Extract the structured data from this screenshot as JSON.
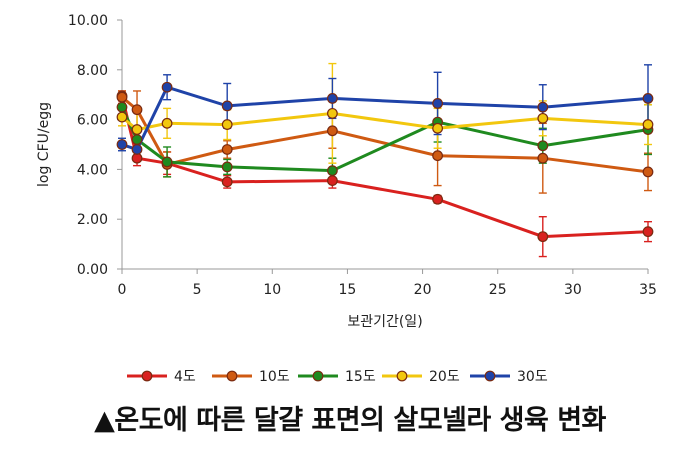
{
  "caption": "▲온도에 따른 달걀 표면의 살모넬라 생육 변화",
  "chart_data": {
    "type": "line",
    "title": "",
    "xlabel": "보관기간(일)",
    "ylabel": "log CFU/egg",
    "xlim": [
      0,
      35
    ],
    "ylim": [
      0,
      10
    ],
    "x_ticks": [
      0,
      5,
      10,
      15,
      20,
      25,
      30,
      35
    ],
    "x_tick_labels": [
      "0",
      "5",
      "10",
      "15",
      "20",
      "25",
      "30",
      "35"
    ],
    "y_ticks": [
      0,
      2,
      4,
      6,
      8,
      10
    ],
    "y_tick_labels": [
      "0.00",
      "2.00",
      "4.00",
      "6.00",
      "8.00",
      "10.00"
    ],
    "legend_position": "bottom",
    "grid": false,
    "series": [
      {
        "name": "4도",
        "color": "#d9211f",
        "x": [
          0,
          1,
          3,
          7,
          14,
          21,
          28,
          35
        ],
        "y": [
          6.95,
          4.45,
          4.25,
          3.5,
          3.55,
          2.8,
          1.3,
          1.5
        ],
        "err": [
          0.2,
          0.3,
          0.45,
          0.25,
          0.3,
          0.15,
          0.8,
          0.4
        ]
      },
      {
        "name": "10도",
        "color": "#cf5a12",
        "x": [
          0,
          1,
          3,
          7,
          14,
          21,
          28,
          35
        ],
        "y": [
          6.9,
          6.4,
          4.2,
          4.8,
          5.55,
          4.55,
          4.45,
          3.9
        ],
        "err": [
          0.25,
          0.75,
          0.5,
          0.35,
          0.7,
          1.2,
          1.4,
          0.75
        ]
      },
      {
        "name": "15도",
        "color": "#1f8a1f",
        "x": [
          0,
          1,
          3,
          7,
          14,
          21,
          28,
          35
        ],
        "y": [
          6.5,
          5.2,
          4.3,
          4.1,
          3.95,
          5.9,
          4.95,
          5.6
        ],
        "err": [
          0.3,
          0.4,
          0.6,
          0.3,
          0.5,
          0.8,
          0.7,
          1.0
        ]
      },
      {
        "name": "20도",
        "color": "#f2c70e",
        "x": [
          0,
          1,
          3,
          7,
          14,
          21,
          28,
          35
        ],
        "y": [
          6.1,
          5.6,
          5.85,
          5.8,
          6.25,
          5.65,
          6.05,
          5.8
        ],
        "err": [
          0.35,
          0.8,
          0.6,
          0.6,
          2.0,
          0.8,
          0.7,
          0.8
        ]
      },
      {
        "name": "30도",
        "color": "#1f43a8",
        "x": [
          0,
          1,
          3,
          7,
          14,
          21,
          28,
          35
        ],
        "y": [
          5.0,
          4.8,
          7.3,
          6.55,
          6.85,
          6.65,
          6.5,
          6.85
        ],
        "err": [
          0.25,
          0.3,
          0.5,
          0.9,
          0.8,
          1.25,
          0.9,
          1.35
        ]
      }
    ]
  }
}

==

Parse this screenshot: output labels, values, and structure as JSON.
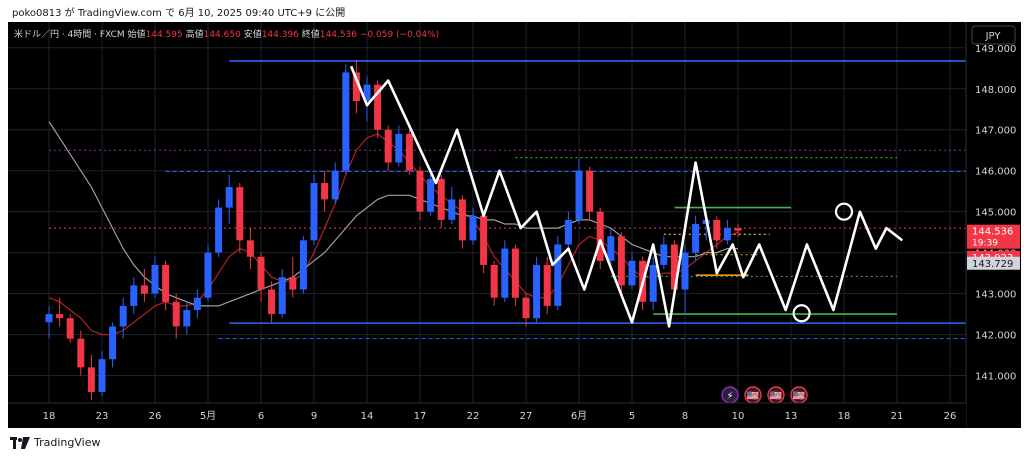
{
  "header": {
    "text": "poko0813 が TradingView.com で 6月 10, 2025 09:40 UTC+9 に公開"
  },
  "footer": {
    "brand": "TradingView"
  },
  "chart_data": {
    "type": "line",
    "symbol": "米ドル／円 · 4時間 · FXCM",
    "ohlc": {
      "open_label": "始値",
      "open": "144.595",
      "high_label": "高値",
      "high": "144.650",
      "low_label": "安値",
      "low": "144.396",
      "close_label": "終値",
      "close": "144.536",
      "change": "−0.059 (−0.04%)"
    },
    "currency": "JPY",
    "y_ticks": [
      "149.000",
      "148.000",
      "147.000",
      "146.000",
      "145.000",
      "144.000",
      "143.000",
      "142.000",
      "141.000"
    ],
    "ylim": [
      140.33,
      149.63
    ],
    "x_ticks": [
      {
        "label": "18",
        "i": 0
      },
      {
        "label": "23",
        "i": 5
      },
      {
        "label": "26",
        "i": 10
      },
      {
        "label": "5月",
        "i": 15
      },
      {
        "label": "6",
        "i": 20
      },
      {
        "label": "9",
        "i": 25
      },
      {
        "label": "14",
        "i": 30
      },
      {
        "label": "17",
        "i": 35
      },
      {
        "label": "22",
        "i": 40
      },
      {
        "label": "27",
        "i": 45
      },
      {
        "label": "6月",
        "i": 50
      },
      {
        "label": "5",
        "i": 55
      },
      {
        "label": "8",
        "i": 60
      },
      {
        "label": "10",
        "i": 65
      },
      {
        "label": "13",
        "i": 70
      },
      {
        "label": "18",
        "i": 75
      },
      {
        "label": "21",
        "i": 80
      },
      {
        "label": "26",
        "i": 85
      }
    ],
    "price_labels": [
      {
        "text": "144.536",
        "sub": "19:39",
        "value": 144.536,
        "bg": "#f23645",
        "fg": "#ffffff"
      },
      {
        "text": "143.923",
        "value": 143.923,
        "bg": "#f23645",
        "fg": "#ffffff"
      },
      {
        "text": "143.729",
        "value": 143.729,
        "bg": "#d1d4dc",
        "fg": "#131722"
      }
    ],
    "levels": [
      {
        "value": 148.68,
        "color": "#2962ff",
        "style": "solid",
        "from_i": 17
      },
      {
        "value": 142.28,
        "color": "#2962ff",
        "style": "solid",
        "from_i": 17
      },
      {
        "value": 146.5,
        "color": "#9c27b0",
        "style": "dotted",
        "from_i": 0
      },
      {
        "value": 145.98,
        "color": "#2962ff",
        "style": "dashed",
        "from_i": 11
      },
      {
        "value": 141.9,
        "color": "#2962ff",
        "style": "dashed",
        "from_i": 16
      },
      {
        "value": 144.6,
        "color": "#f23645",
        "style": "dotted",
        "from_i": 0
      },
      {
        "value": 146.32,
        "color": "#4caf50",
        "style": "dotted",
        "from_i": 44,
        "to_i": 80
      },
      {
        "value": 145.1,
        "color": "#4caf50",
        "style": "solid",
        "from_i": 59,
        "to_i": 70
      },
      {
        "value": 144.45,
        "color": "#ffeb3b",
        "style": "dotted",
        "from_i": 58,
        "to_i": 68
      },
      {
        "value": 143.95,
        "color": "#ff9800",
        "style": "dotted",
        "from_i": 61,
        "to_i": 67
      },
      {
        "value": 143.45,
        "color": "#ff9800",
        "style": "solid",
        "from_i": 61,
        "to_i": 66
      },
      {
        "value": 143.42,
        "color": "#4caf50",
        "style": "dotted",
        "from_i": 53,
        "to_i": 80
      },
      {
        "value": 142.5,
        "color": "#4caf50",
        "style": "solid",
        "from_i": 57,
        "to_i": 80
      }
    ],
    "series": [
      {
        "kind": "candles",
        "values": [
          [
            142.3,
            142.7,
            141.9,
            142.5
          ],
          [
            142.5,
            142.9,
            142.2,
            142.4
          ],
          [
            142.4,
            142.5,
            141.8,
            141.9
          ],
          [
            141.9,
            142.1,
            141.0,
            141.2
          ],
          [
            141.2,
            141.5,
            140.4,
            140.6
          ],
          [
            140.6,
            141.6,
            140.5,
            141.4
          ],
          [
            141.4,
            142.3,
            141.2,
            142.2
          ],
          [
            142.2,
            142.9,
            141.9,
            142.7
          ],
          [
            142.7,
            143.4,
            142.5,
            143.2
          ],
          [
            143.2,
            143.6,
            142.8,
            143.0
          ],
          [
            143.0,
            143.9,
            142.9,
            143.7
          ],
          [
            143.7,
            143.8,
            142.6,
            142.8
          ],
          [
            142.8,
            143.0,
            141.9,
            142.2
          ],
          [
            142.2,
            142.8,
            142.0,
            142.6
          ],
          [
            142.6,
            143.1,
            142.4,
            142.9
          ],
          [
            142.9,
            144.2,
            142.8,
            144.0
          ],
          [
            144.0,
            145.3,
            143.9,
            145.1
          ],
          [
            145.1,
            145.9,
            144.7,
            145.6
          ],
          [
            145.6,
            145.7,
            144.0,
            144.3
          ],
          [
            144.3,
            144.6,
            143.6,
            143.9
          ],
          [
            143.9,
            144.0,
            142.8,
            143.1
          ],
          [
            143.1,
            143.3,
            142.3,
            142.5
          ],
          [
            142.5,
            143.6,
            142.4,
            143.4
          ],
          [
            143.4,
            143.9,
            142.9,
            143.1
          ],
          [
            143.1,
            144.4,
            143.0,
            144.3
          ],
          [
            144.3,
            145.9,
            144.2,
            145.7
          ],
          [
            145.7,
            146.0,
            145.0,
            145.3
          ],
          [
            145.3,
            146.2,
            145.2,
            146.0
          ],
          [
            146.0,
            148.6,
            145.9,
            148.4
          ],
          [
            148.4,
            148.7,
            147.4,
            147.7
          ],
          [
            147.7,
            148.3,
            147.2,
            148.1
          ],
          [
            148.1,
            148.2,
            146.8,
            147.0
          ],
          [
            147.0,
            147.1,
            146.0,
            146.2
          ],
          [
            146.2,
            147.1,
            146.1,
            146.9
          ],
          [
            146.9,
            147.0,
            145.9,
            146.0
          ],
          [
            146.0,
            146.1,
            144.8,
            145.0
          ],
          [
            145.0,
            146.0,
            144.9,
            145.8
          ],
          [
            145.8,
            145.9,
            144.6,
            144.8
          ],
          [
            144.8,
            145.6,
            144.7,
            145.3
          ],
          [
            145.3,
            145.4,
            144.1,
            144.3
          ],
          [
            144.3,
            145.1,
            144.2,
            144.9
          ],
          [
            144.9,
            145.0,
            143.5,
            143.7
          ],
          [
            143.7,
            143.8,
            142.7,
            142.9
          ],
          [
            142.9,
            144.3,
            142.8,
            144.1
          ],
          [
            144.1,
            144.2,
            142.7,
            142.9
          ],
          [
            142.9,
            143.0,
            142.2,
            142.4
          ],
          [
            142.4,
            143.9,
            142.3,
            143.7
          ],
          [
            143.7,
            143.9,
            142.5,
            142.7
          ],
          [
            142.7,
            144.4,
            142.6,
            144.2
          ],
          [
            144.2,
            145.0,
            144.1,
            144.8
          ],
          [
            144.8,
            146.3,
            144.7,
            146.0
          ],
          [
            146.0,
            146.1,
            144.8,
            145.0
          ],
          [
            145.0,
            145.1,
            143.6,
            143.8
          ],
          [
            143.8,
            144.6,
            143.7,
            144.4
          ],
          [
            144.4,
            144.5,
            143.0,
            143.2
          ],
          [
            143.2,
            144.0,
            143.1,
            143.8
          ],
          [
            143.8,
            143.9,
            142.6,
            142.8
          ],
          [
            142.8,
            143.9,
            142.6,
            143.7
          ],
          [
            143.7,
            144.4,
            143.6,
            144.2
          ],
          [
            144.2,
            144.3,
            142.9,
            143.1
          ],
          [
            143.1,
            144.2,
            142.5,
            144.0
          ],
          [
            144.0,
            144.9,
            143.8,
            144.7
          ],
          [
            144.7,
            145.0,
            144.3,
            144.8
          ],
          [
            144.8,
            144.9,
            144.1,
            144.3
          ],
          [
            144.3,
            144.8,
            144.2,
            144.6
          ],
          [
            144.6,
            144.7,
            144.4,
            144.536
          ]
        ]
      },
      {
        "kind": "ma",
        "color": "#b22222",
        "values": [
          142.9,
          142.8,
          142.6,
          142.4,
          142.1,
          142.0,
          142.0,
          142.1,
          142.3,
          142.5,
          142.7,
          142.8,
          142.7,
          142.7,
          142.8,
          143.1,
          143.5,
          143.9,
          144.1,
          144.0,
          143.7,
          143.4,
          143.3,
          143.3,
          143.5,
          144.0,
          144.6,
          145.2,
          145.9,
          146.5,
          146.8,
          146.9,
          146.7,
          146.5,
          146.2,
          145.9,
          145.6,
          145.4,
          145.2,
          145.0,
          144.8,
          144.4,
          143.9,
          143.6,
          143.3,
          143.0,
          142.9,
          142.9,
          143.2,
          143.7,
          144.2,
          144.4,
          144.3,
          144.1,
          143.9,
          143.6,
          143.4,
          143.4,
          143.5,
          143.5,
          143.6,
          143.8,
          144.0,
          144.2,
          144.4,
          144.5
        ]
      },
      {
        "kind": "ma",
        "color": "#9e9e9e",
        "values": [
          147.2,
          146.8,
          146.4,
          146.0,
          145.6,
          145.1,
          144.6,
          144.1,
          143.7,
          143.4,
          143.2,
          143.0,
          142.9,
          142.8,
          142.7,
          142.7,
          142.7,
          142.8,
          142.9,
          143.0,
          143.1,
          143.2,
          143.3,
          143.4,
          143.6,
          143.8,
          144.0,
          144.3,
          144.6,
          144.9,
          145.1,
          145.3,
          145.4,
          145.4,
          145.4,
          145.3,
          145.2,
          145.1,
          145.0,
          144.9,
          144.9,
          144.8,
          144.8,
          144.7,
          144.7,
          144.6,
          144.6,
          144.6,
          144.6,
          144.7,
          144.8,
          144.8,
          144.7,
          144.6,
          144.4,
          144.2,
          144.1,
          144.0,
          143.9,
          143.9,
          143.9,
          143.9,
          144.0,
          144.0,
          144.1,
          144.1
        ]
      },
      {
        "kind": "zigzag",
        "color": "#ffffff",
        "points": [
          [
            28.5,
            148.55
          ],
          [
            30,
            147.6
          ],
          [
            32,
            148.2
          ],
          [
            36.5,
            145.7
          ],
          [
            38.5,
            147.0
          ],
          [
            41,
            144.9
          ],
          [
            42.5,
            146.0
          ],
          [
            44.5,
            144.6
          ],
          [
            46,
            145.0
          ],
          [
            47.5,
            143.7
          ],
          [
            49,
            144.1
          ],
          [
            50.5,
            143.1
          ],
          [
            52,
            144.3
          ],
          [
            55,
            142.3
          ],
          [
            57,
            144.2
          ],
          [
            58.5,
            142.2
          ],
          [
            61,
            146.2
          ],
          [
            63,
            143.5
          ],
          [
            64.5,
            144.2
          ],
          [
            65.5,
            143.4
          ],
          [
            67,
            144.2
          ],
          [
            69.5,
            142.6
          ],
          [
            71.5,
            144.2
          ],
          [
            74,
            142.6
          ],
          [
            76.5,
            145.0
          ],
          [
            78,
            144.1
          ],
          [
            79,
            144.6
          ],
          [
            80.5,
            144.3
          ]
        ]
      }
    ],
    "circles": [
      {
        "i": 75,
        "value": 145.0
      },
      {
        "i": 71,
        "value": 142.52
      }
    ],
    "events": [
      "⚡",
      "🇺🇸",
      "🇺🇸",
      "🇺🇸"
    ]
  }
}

▶ [Short exercise]:
Tally how many lines of the data include the word "name". Write the number and nothing else.

▶ [Exercise response]:
5